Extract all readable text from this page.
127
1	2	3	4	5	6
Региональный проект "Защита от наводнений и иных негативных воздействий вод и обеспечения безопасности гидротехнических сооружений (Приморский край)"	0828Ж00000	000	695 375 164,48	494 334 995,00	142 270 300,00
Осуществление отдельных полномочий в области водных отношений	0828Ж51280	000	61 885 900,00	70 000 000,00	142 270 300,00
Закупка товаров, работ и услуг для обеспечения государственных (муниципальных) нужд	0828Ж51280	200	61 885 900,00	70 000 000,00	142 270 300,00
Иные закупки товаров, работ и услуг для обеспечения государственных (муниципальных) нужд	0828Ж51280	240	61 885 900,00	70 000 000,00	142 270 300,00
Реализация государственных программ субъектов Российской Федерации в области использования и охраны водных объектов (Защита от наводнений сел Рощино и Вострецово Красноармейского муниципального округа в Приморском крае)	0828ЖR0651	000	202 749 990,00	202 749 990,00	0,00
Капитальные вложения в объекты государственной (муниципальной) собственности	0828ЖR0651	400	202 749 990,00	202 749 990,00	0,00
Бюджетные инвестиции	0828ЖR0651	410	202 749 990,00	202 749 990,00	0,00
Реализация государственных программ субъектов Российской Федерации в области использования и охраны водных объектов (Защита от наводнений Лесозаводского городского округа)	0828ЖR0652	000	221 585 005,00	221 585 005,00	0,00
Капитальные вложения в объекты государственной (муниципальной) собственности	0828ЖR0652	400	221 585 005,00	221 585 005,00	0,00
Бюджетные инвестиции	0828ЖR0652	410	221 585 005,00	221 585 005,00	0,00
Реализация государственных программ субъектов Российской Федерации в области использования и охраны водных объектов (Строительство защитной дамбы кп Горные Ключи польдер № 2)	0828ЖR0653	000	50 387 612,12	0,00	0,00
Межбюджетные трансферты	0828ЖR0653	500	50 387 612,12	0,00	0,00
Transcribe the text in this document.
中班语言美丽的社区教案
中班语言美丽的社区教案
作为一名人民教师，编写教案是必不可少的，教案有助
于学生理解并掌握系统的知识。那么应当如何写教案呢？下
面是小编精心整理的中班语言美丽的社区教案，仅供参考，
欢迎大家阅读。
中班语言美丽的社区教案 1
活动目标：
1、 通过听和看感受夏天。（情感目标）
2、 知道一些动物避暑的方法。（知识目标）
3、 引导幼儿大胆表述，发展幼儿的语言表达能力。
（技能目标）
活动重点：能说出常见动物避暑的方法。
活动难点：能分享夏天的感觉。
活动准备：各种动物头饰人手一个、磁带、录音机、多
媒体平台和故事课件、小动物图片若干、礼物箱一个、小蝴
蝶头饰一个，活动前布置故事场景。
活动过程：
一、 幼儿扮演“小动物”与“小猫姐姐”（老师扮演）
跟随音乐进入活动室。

○ ○ ○ ○ ○ ○ ○

Set down the entries above again, word for word.

Extract all readable text from this page.
127
1	2	3	4	5	6
Региональный проект "Защита от наводнений и иных негативных воздействий вод и обеспечения безопасности гидротехнических сооружений (Приморский край)"	0828Ж00000	000	695 375 164,48	494 334 995,00	142 270 300,00
Осуществление отдельных полномочий в области водных отношений	0828Ж51280	000	61 885 900,00	70 000 000,00	142 270 300,00
Закупка товаров, работ и услуг для обеспечения государственных (муниципальных) нужд	0828Ж51280	200	61 885 900,00	70 000 000,00	142 270 300,00
Иные закупки товаров, работ и услуг для обеспечения государственных (муниципальных) нужд	0828Ж51280	240	61 885 900,00	70 000 000,00	142 270 300,00
Реализация государственных программ субъектов Российской Федерации в области использования и охраны водных объектов (Защита от наводнений сел Рощино и Вострецово Красноармейского муниципального округа в Приморском крае)	0828ЖR0651	000	202 749 990,00	202 749 990,00	0,00
Капитальные вложения в объекты государственной (муниципальной) собственности	0828ЖR0651	400	202 749 990,00	202 749 990,00	0,00
Бюджетные инвестиции	0828ЖR0651	410	202 749 990,00	202 749 990,00	0,00
Реализация государственных программ субъектов Российской Федерации в области использования и охраны водных объектов (Защита от наводнений Лесозаводского городского округа)	0828ЖR0652	000	221 585 005,00	221 585 005,00	0,00
Капитальные вложения в объекты государственной (муниципальной) собственности	0828ЖR0652	400	221 585 005,00	221 585 005,00	0,00
Бюджетные инвестиции	0828ЖR0652	410	221 585 005,00	221 585 005,00	0,00
Реализация государственных программ субъектов Российской Федерации в области использования и охраны водных объектов (Строительство защитной дамбы кп Горные Ключи польдер № 2)	0828ЖR0653	000	50 387 612,12	0,00	0,00
Межбюджетные трансферты	0828ЖR0653	500	50 387 612,12	0,00	0,00
Transcribe the text in this document.
中班语言美丽的社区教案
中班语言美丽的社区教案
作为一名人民教师，编写教案是必不可少的，教案有助
于学生理解并掌握系统的知识。那么应当如何写教案呢？下
面是小编精心整理的中班语言美丽的社区教案，仅供参考，
欢迎大家阅读。
中班语言美丽的社区教案 1
活动目标：
1、 通过听和看感受夏天。（情感目标）
2、 知道一些动物避暑的方法。（知识目标）
3、 引导幼儿大胆表述，发展幼儿的语言表达能力。
（技能目标）
活动重点：能说出常见动物避暑的方法。
活动难点：能分享夏天的感觉。
活动准备：各种动物头饰人手一个、磁带、录音机、多
媒体平台和故事课件、小动物图片若干、礼物箱一个、小蝴
蝶头饰一个，活动前布置故事场景。
活动过程：
一、 幼儿扮演“小动物”与“小猫姐姐”（老师扮演）
跟随音乐进入活动室。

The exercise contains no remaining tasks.